• Exercise objective:
Copy every line with the string "Rajasthan" in it.

• Dataset rows:
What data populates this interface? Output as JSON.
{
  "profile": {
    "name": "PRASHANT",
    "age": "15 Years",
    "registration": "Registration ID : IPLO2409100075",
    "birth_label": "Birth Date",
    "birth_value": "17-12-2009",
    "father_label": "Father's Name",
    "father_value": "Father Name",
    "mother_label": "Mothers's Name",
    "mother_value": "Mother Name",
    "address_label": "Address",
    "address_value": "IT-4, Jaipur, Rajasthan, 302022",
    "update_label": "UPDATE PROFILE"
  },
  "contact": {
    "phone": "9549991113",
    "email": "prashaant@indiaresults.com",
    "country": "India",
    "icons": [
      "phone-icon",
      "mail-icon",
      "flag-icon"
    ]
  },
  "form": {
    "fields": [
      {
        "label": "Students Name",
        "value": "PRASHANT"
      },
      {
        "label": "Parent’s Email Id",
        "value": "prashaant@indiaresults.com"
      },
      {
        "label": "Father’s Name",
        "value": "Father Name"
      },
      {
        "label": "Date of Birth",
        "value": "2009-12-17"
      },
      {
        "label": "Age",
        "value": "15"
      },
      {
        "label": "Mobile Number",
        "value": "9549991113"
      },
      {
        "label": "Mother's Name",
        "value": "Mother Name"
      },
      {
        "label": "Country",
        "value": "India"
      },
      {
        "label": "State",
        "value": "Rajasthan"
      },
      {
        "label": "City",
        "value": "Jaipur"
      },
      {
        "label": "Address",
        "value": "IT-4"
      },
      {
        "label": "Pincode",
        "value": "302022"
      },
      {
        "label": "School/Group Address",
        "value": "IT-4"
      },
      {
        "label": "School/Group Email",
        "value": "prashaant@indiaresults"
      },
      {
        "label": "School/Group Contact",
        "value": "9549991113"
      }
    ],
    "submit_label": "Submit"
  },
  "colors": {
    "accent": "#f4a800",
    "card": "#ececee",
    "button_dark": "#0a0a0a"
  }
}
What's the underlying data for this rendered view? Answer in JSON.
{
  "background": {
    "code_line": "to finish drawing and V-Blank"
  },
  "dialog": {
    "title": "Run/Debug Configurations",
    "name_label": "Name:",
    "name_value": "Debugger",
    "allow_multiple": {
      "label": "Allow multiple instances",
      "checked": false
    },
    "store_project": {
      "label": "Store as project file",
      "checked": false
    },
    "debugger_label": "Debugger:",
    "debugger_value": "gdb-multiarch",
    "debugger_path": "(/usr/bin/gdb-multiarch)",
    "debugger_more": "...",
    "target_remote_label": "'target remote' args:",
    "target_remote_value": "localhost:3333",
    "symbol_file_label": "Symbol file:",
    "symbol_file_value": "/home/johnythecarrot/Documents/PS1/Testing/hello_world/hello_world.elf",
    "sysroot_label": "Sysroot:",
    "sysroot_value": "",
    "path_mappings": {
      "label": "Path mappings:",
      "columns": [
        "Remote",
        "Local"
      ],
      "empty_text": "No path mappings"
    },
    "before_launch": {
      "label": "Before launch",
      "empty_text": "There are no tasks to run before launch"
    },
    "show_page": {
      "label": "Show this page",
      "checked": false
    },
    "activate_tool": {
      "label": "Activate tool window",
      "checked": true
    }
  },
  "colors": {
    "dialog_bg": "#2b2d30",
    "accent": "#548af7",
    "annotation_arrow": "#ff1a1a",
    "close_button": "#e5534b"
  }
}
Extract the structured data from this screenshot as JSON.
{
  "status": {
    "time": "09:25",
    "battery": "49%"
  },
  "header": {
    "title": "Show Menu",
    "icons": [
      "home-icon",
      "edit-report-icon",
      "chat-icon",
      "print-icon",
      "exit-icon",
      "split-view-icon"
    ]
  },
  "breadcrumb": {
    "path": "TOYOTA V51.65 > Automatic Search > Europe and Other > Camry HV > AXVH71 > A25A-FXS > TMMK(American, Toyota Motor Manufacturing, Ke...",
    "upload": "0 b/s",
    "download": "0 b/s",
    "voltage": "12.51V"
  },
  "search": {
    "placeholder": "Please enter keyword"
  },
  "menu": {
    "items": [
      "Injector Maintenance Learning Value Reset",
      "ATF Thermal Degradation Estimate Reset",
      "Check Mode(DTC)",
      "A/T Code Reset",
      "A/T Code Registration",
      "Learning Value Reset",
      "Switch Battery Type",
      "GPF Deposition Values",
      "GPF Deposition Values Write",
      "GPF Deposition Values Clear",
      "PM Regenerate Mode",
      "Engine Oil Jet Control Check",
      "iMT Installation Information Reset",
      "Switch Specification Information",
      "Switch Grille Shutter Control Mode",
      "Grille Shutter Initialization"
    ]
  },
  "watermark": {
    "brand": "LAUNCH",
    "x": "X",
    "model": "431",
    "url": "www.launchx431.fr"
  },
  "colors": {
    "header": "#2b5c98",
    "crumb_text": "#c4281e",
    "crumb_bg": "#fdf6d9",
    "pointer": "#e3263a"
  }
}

• Reply to the exercise:
    "address_value": "IT-4, Jaipur, Rajasthan, 302022",
        "value": "Rajasthan"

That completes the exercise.